Stated exercise: Gather each line of the records where "Plot" appears.

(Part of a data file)
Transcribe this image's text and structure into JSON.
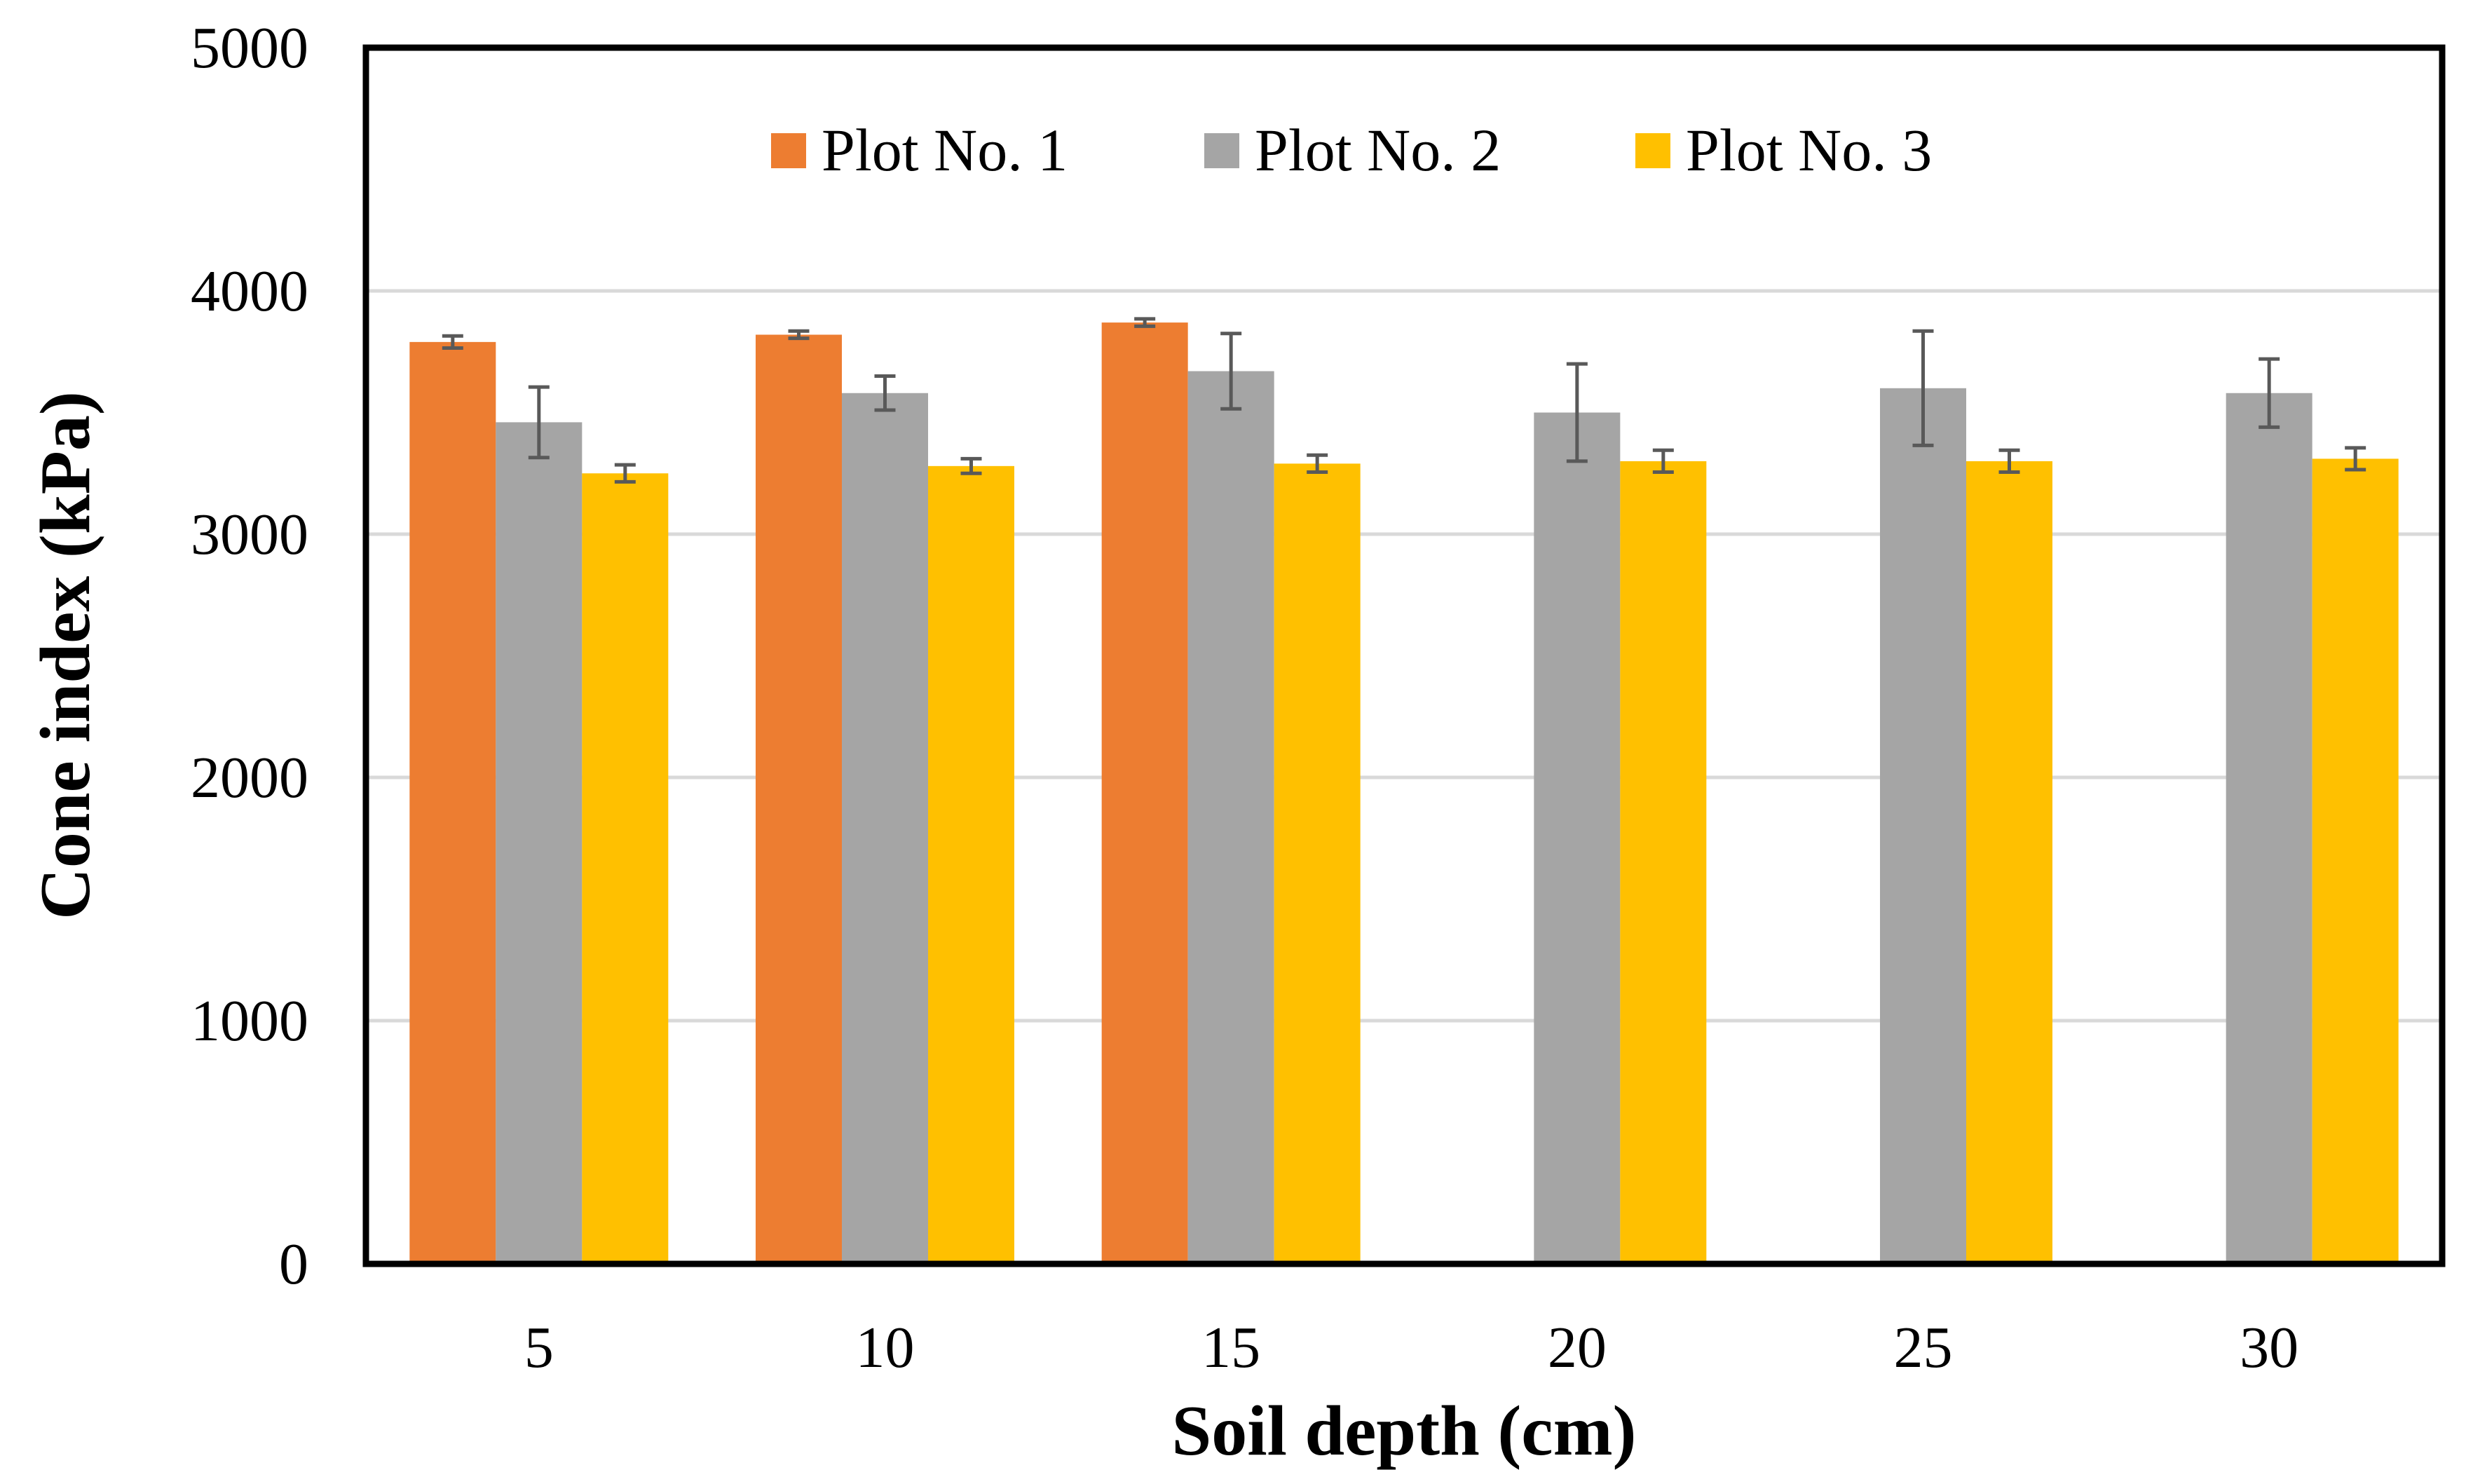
{
  "chart_data": {
    "type": "bar",
    "xlabel": "Soil depth (cm)",
    "ylabel": "Cone index (kPa)",
    "categories": [
      "5",
      "10",
      "15",
      "20",
      "25",
      "30"
    ],
    "ylim": [
      0,
      5000
    ],
    "yticks": [
      "0",
      "1000",
      "2000",
      "3000",
      "4000",
      "5000"
    ],
    "grid": true,
    "legend_position": "top-center",
    "series": [
      {
        "name": "Plot No. 1",
        "color": "#ED7D31",
        "values": [
          3790,
          3820,
          3870,
          null,
          null,
          null
        ],
        "errors": [
          25,
          15,
          15,
          null,
          null,
          null
        ]
      },
      {
        "name": "Plot No. 2",
        "color": "#A5A5A5",
        "values": [
          3460,
          3580,
          3670,
          3500,
          3600,
          3580
        ],
        "errors": [
          145,
          70,
          155,
          200,
          235,
          140
        ]
      },
      {
        "name": "Plot No. 3",
        "color": "#FFC000",
        "values": [
          3250,
          3280,
          3290,
          3300,
          3300,
          3310
        ],
        "errors": [
          35,
          30,
          35,
          45,
          45,
          45
        ]
      }
    ]
  }
}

Reply:
        "name": "Plot No. 1",
        "name": "Plot No. 2",
        "name": "Plot No. 3",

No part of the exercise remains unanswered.